▸ **Prompt**
Report each line in the entries below that contains the string "Given". Capitalization must match.

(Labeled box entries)
____

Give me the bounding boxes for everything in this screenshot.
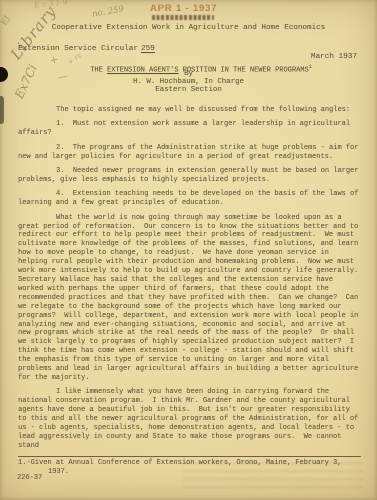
list-item-4: 4. Extension teaching needs to be develo…: [18, 190, 361, 208]
title-footnote-ref: 1: [309, 63, 312, 70]
section-line: Eastern Section: [0, 86, 377, 94]
footnote: 1.-Given at Annual Conference of Extensi…: [18, 456, 361, 477]
document-body: The topic assigned me may well be discus…: [18, 106, 361, 477]
paragraph-closing: I like immensely what you have been doin…: [18, 388, 361, 450]
footnote-line2: 1937.: [48, 468, 361, 477]
date-stamp: APR 1 - 1937: [150, 3, 217, 14]
list-item-1: 1. Must not extension work assume a larg…: [18, 120, 361, 138]
author-line: H. W. Hochbaum, In Charge: [0, 78, 377, 86]
list-item-2: 2. The programs of the Administration st…: [18, 144, 361, 162]
circular-number: 259: [138, 45, 155, 53]
scanned-document-page: APR 1 - 1937 EJ Library no. 259 Ex319 + …: [0, 0, 377, 500]
paragraph-intro: The topic assigned me may well be discus…: [18, 106, 361, 115]
circular-label: Extension Service Circular259: [18, 45, 155, 53]
document-code: 226-37: [17, 474, 42, 482]
page-edge-shadow: [0, 96, 4, 124]
paragraph-main: What the world is now going through may …: [18, 214, 361, 383]
organization-line: Cooperative Extension Work in Agricultur…: [0, 24, 377, 32]
list-item-3: 3. Needed newer programs in extension ge…: [18, 167, 361, 185]
byline: By: [0, 70, 377, 78]
pencil-number-note: no. 259: [91, 4, 124, 19]
circular-prefix: Extension Service Circular: [18, 45, 138, 53]
stamp-subtext-illegible: [152, 15, 214, 20]
footnote-line1: 1.-Given at Annual Conference of Extensi…: [18, 459, 361, 468]
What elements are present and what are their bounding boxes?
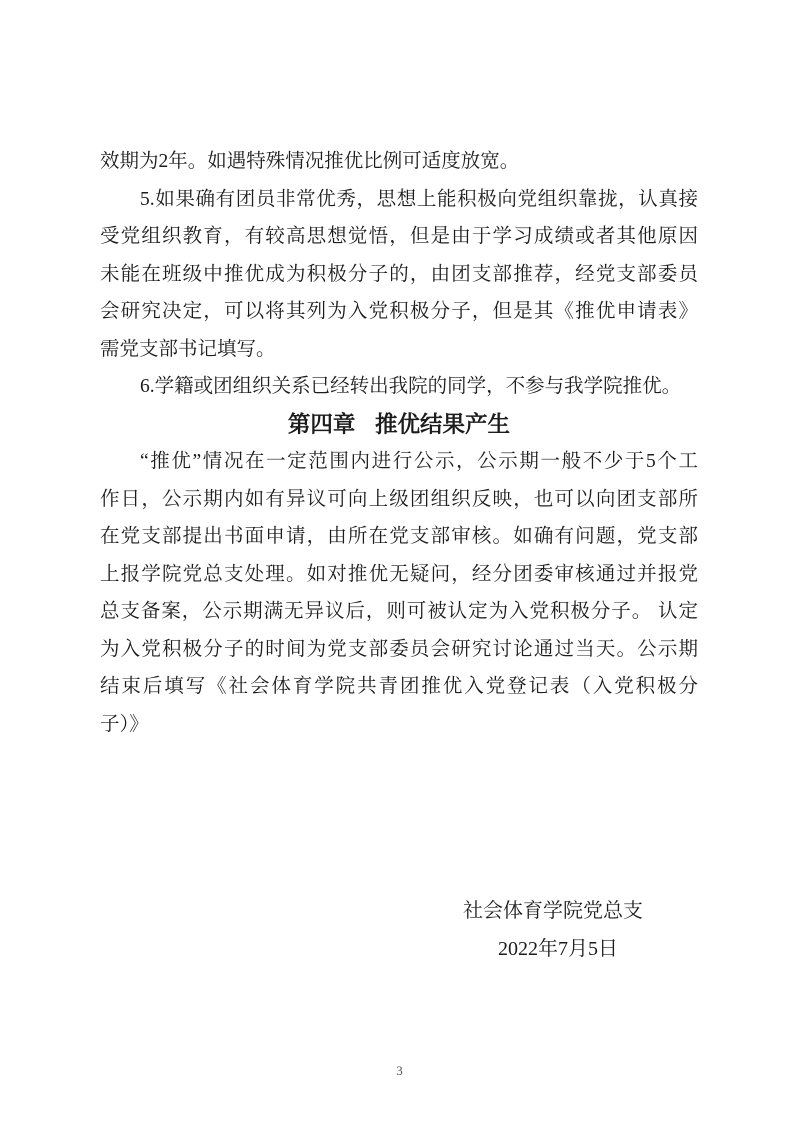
text-line: 需党支部书记填写。: [100, 331, 698, 369]
text-line: 5.如果确有团员非常优秀，思想上能积极向党组织靠拢，认真接: [100, 181, 698, 219]
text-line: 上报学院党总支处理。如对推优无疑问，经分团委审核通过并报党: [100, 556, 698, 594]
text-line: 会研究决定，可以将其列为入党积极分子，但是其《推优申请表》: [100, 293, 698, 331]
text-line: 子）》: [100, 706, 698, 744]
text-line: 结束后填写《社会体育学院共青团推优入党登记表（入党积极分: [100, 668, 698, 706]
document-page: 效期为2年。如遇特殊情况推优比例可适度放宽。 5.如果确有团员非常优秀，思想上能…: [0, 0, 799, 1131]
text-line: 在党支部提出书面申请，由所在党支部审核。如确有问题，党支部: [100, 518, 698, 556]
text-line: “推优”情况在一定范围内进行公示，公示期一般不少于5个工: [100, 443, 698, 481]
text-line: 效期为2年。如遇特殊情况推优比例可适度放宽。: [100, 143, 698, 181]
text-line: 受党组织教育，有较高思想觉悟，但是由于学习成绩或者其他原因: [100, 218, 698, 256]
signature-block: 社会体育学院党总支 2022年7月5日: [100, 893, 698, 968]
signature-organization: 社会体育学院党总支: [100, 893, 698, 931]
chapter-heading: 第四章 推优结果产生: [100, 406, 698, 444]
text-line: 6.学籍或团组织关系已经转出我院的同学，不参与我学院推优。: [100, 368, 698, 406]
page-number: 3: [0, 1063, 799, 1079]
text-line: 未能在班级中推优成为积极分子的，由团支部推荐，经党支部委员: [100, 256, 698, 294]
text-line: 总支备案，公示期满无异议后，则可被认定为入党积极分子。 认定: [100, 593, 698, 631]
document-body: 效期为2年。如遇特殊情况推优比例可适度放宽。 5.如果确有团员非常优秀，思想上能…: [100, 143, 698, 743]
signature-date: 2022年7月5日: [100, 931, 698, 969]
text-line: 作日，公示期内如有异议可向上级团组织反映，也可以向团支部所: [100, 481, 698, 519]
text-line: 为入党积极分子的时间为党支部委员会研究讨论通过当天。公示期: [100, 631, 698, 669]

____

▸ **Task result**
footnote: 1.-Given at Annual Conference of Extensi…: [18, 456, 361, 477]
footnote-line1: 1.-Given at Annual Conference of Extensi…: [18, 459, 361, 468]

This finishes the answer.